[start of Exercise input]

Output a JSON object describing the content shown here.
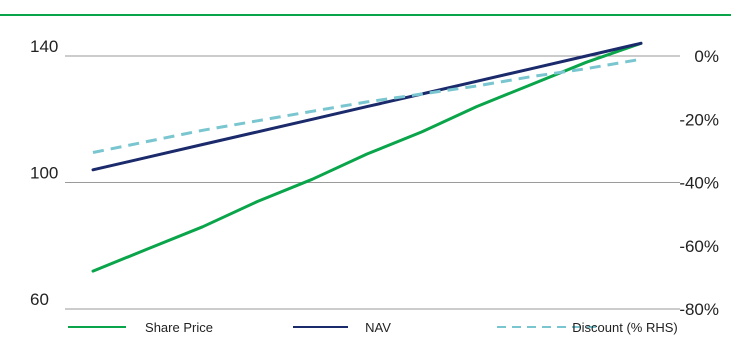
{
  "chart_data": {
    "type": "line",
    "title": "",
    "xlabel": "",
    "ylabel": "",
    "y_left": {
      "ticks": [
        "140",
        "100",
        "60"
      ],
      "range": [
        60,
        140
      ]
    },
    "y_right": {
      "ticks": [
        "0%",
        "-20%",
        "-40%",
        "-60%",
        "-80%"
      ],
      "range": [
        -80,
        0
      ]
    },
    "x_range": [
      0,
      1
    ],
    "grid": true,
    "legend_position": "bottom",
    "series": [
      {
        "name": "Share Price",
        "axis": "left",
        "color": "#0aa54a",
        "style": "solid",
        "x": [
          0,
          0.1,
          0.2,
          0.3,
          0.4,
          0.5,
          0.6,
          0.7,
          0.8,
          0.9,
          1
        ],
        "y": [
          72,
          79,
          86,
          94,
          101,
          109,
          116,
          124,
          131,
          138,
          144
        ]
      },
      {
        "name": "NAV",
        "axis": "left",
        "color": "#1b2a6b",
        "style": "solid",
        "x": [
          0,
          0.1,
          0.2,
          0.3,
          0.4,
          0.5,
          0.6,
          0.7,
          0.8,
          0.9,
          1
        ],
        "y": [
          104,
          108,
          112,
          116,
          120,
          124,
          128,
          132,
          136,
          140,
          144
        ]
      },
      {
        "name": "Discount (% RHS)",
        "axis": "right",
        "color": "#79c6d0",
        "style": "dashed",
        "x": [
          0,
          0.1,
          0.2,
          0.3,
          0.4,
          0.5,
          0.6,
          0.7,
          0.8,
          0.9,
          1
        ],
        "y": [
          -30.5,
          -27,
          -23.5,
          -20.5,
          -17.5,
          -14.5,
          -12,
          -9.5,
          -6.5,
          -4,
          -1
        ]
      }
    ]
  },
  "colors": {
    "top_rule": "#0aa54a",
    "gridline": "#9a9a9a"
  }
}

[end of Exercise input]

Repeat the listing above exactly, with no pictures.

• [Complete response]:
Output a JSON object describing the content shown here.
{
  "chart_data": {
    "type": "line",
    "title": "",
    "xlabel": "",
    "ylabel": "",
    "y_left": {
      "ticks": [
        "140",
        "100",
        "60"
      ],
      "range": [
        60,
        140
      ]
    },
    "y_right": {
      "ticks": [
        "0%",
        "-20%",
        "-40%",
        "-60%",
        "-80%"
      ],
      "range": [
        -80,
        0
      ]
    },
    "x_range": [
      0,
      1
    ],
    "grid": true,
    "legend_position": "bottom",
    "series": [
      {
        "name": "Share Price",
        "axis": "left",
        "color": "#0aa54a",
        "style": "solid",
        "x": [
          0,
          0.1,
          0.2,
          0.3,
          0.4,
          0.5,
          0.6,
          0.7,
          0.8,
          0.9,
          1
        ],
        "y": [
          72,
          79,
          86,
          94,
          101,
          109,
          116,
          124,
          131,
          138,
          144
        ]
      },
      {
        "name": "NAV",
        "axis": "left",
        "color": "#1b2a6b",
        "style": "solid",
        "x": [
          0,
          0.1,
          0.2,
          0.3,
          0.4,
          0.5,
          0.6,
          0.7,
          0.8,
          0.9,
          1
        ],
        "y": [
          104,
          108,
          112,
          116,
          120,
          124,
          128,
          132,
          136,
          140,
          144
        ]
      },
      {
        "name": "Discount (% RHS)",
        "axis": "right",
        "color": "#79c6d0",
        "style": "dashed",
        "x": [
          0,
          0.1,
          0.2,
          0.3,
          0.4,
          0.5,
          0.6,
          0.7,
          0.8,
          0.9,
          1
        ],
        "y": [
          -30.5,
          -27,
          -23.5,
          -20.5,
          -17.5,
          -14.5,
          -12,
          -9.5,
          -6.5,
          -4,
          -1
        ]
      }
    ]
  },
  "colors": {
    "top_rule": "#0aa54a",
    "gridline": "#9a9a9a"
  }
}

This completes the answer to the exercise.